#### DOCUMENT PASSAGE
□ □ □ □ □
Royalty payments to the Wrights were handled in the most cavalier fashion. Pilots came into the factory and constructed their own Wright machines, which were exempt from royalty. The company was also selling machines on the installment plan, with the royalty to the Wrights coming from the final check—if there was a final check. Nor were royalties paid on company-owned training machines.

Orville spent a few days discussing the design of a new machine for the German military. It was a pointless exercise. The procurement officers demanded that the craft feature “the latest inventions of the Wright brothers in control,” so long as all of the steering was done with the feet.
31

Wilbur kept his brother abreast of the latest news from home. Johnny Moisant, the young aviator who had done so well at Belmont, was touring the country with a “flying circus.” The operation netted only $600 for a three-day appearance in Chattanooga, and $200 for a single day in Memphis. Knabenshue, on the other hand, booked Brookins, Hoxsey, and Parmalee into San Francisco for $22,500. Parmalee would fly the rebuilt Baby Grand at the event.
32

Wilbur did not succeed in cheering his brother. “I have about made up my mind to let the European business go,” Orville wrote. “I don’t propose to be bothered with it all my life and I see no prospect of its ever amounting to anything unless we send a representative here to stay to watch our interests.”
33

Orville returned to Dayton on December 29 thoroughly discouraged. He had been gone less than a month and a half. Two days later Johnny Moisant was killed while flying near New Orleans. That same afternoon, Hoxsey and Brookins took off from Dominguez Field, Los Angeles. Hoxsey climbed to 7,000 feet in search of yet another altitude record, gave up, and nosed over into a spiraling dive. Like his friend Johnstone, he did not recover.
□ □ □ □ □
#### STATED TASK 1
In the passage on the Wright brothers, for what sum did Knabenshue book Brookins, Hoxsey, and Parmalee into San Francisco?
#### STATED TASK 2
Carry the passage on the Wright brothers forward from its final sentence.
The listing that comes next is separate from this passage.

(Item position entries)
□ □ □ □ □
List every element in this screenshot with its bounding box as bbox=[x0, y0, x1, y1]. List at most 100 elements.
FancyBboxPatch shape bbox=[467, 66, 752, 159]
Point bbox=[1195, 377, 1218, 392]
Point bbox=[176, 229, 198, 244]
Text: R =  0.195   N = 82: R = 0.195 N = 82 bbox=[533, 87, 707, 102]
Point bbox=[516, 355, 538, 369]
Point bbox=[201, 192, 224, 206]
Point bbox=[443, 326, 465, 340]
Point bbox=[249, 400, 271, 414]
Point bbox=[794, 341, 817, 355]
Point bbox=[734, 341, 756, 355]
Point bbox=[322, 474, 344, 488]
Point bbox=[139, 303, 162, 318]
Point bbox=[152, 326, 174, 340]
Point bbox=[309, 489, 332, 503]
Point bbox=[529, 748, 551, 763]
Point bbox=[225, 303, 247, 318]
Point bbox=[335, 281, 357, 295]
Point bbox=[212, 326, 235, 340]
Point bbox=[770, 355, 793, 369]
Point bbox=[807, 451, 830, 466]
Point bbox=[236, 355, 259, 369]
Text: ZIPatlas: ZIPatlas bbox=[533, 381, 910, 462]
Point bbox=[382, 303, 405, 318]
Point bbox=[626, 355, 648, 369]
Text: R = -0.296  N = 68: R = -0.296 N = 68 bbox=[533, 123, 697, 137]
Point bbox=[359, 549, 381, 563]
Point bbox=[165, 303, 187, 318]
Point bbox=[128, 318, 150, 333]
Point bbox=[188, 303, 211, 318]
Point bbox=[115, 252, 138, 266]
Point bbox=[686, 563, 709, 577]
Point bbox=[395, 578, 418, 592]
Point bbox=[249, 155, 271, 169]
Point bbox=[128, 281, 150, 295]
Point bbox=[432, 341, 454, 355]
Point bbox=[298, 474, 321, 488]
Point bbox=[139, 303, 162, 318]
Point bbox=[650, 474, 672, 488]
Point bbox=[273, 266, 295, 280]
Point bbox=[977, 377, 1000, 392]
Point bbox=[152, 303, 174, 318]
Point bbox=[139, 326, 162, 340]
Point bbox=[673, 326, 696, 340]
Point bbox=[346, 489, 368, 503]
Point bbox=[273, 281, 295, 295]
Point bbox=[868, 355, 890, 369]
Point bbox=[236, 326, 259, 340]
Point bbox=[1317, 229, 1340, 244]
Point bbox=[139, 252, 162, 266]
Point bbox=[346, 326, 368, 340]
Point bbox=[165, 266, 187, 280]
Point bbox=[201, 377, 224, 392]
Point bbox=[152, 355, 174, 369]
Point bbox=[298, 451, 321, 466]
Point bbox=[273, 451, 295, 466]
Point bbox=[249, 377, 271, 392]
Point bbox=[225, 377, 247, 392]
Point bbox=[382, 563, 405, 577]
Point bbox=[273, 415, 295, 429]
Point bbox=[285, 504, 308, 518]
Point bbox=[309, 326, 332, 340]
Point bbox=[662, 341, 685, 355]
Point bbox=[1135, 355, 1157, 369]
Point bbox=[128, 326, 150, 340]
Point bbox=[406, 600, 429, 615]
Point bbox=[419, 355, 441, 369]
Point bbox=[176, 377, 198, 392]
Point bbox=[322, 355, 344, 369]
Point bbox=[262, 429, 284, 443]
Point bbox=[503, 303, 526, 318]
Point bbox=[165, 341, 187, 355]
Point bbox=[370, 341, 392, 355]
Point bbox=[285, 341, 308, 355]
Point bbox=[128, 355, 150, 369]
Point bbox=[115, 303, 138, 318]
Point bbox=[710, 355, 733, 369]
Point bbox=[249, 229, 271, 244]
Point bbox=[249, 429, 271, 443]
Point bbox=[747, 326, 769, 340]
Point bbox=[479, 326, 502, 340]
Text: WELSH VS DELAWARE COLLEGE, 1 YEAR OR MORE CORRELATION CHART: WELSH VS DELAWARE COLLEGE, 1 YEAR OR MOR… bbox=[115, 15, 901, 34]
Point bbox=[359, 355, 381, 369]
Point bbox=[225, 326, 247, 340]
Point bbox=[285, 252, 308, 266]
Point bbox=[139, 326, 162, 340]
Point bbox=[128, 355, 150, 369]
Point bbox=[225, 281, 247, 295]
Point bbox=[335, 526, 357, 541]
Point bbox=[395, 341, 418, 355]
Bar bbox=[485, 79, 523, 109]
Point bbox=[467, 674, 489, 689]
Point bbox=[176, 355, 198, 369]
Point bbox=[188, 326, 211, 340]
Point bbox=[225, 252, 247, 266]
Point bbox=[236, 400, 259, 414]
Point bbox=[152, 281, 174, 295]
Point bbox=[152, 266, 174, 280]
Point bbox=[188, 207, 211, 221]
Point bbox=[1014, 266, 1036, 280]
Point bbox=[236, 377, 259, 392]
□ □ □ □ □
#### TASK ANSWER 1
$22,500

#### TASK ANSWER 2
Only a week earlier, Frank Russell had announced that the Wright Company would pay a monthly annuity to Johnstone’s widow. Now he told reporters that they would pick up Hoxsey’s funeral expenses and contribute to the support of his mother.

Ralph Johnstone and Arch Hoxsey were the first members of the Wright Fliers to die in aircraft accidents. Others would follow. Six of the nine men who served on the team (Johnstone, Hoxsey, Parmalee,
Welsh, Gill, and Bonney) died in crashes. All but Bonney—who died in a machine of his own design in 1928—were killed in Wright aircraft before the year 1912 was half over.

The situation was as bad for other Wright pilots. Almost one quarter of the thirty-five men killed in aircraft crashes by the end of 1910 died in Wright or Wright-type machines constructed by licensed builders. Eugène Lefebvre, the first man after Selfridge to die in an airplane, was a Wright pilot. So was C. S. Rolls, who purchased one of the first machines from Short Brothers.
34

Some aviators began to regard the Wright machines as fatally flawed. That was not the case. The Dayton-built Wright aircraft were the sturdiest machines in the air. If they were less stable than some other types, they repaid the pilot by giving him absolute control. These were airplanes that would do precisely what the pilot asked of them.

The same could not be said of many of the license-built machines. The aircraft in which C. S. Rolls died, for example, had been hastily modified. The collapse of that modified structure caused the crash. The same was true of the German- and Italian-built machines in which European aviators died.

The only safety problem with the Wright machines could have been remedied with a few pennies worth of belting. No aircraft of the period had seat belts. Brookins believed that Johnstone fell out of his seat during the dive. Wilbur accepted that judgment, and suggested that the same thing might have happened to Hoxsey.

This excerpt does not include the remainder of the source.